> **Prompt**: From the listing below, extract every line in which the word "niño" appears.

> **Listed records**:
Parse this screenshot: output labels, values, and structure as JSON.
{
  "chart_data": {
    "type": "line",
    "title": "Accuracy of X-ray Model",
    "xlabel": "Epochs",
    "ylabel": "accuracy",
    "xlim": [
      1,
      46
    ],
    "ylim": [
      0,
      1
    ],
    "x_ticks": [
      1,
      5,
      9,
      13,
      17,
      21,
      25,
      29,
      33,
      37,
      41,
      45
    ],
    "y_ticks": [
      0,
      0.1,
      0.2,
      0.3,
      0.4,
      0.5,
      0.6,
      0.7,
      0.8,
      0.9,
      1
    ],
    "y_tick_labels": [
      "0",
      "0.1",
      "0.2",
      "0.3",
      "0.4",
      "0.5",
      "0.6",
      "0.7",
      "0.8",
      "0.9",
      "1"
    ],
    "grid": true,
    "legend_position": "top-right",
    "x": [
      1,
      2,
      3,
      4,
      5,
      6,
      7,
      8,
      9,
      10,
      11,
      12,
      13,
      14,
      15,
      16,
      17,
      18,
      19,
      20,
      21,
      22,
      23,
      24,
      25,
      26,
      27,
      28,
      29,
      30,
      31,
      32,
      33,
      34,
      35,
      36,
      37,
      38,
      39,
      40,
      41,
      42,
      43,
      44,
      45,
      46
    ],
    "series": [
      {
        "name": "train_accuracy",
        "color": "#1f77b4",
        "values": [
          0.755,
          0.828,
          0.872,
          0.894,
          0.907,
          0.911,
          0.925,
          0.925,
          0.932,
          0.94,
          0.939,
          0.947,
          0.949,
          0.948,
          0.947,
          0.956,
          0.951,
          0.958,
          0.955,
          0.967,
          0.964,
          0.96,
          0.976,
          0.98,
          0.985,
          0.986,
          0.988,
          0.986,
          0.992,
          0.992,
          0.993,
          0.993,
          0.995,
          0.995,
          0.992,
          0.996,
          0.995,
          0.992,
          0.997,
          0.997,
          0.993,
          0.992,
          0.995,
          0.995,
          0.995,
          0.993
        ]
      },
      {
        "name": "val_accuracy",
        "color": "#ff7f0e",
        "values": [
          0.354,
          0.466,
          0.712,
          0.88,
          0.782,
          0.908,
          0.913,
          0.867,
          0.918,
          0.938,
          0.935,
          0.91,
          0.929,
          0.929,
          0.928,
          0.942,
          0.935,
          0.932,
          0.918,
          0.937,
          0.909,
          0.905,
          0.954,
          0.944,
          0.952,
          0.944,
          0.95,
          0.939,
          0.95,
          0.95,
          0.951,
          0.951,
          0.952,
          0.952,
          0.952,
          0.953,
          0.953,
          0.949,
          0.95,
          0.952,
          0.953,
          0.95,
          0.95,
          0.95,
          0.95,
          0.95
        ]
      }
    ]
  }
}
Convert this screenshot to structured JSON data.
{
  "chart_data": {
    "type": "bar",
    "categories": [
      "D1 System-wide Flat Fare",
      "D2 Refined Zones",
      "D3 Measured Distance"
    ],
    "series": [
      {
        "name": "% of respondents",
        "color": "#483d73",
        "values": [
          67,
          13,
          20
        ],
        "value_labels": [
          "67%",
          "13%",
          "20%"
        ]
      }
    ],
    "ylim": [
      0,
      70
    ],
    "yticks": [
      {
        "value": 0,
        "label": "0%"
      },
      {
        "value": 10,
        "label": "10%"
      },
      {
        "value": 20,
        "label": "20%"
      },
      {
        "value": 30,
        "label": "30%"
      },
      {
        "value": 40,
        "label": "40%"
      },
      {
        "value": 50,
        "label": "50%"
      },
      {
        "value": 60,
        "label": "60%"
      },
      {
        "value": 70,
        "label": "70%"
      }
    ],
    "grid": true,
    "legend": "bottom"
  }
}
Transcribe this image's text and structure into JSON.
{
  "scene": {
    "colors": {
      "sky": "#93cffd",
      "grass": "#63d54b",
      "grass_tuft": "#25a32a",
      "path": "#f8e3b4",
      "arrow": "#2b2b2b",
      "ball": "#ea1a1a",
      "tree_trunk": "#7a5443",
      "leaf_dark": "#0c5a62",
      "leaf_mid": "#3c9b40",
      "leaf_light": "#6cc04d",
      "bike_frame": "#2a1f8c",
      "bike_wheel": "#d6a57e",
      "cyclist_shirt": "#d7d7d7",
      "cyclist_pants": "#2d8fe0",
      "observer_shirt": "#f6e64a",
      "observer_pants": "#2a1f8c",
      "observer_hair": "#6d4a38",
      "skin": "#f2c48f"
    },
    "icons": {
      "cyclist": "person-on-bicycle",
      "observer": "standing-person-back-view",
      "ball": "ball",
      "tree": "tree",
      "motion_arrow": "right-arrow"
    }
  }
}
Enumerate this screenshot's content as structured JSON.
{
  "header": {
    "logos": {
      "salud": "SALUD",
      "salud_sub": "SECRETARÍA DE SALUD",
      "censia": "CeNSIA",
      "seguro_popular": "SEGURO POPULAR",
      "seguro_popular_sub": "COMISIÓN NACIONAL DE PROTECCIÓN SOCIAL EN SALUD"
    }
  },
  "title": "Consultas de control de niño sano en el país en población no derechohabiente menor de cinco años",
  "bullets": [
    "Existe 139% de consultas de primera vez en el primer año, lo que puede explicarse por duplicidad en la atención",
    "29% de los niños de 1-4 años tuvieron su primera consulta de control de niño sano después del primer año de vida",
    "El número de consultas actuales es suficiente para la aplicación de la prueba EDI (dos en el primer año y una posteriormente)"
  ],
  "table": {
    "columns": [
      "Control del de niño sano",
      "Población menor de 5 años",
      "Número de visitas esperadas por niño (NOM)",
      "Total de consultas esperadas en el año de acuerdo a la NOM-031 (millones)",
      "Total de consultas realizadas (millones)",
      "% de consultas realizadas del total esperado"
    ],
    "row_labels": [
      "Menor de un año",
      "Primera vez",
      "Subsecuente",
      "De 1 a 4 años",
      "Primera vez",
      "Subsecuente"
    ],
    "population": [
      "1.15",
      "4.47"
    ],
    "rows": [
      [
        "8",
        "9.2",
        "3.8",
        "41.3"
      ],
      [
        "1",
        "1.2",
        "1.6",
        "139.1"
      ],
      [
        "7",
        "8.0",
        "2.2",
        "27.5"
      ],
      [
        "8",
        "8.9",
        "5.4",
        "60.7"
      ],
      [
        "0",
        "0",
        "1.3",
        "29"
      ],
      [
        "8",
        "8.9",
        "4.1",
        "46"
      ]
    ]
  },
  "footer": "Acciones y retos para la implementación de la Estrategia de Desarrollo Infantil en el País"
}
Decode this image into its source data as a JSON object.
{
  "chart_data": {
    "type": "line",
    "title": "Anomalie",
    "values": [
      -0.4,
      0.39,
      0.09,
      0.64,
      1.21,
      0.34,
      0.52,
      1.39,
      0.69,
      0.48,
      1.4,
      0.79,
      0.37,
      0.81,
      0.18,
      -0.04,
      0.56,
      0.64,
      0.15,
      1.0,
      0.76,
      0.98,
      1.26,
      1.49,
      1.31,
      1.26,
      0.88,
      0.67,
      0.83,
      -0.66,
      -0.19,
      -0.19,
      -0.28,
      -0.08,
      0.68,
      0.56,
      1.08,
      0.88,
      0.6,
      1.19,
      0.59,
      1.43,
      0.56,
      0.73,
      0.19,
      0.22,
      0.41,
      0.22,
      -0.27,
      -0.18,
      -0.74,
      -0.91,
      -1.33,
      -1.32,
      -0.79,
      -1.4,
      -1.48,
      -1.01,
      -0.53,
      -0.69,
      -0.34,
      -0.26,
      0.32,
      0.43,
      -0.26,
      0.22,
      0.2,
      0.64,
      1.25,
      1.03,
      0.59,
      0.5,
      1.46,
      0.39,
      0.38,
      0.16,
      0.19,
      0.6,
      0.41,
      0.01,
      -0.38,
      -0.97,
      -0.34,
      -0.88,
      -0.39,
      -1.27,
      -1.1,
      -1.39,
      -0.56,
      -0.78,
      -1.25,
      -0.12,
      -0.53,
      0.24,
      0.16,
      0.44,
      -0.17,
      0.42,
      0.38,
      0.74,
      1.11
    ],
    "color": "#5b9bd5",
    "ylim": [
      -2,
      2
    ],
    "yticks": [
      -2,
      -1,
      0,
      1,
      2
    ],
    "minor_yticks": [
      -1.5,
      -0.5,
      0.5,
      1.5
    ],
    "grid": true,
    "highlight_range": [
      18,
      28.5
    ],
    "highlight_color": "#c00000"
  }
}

> **Task output**:
  "title": "Consultas de control de niño sano en el país en población no derechohabiente menor de cinco años",
    "29% de los niños de 1-4 años tuvieron su primera consulta de control de niño sano después del primer año de vida",
      "Control del de niño sano",
      "Número de visitas esperadas por niño (NOM)",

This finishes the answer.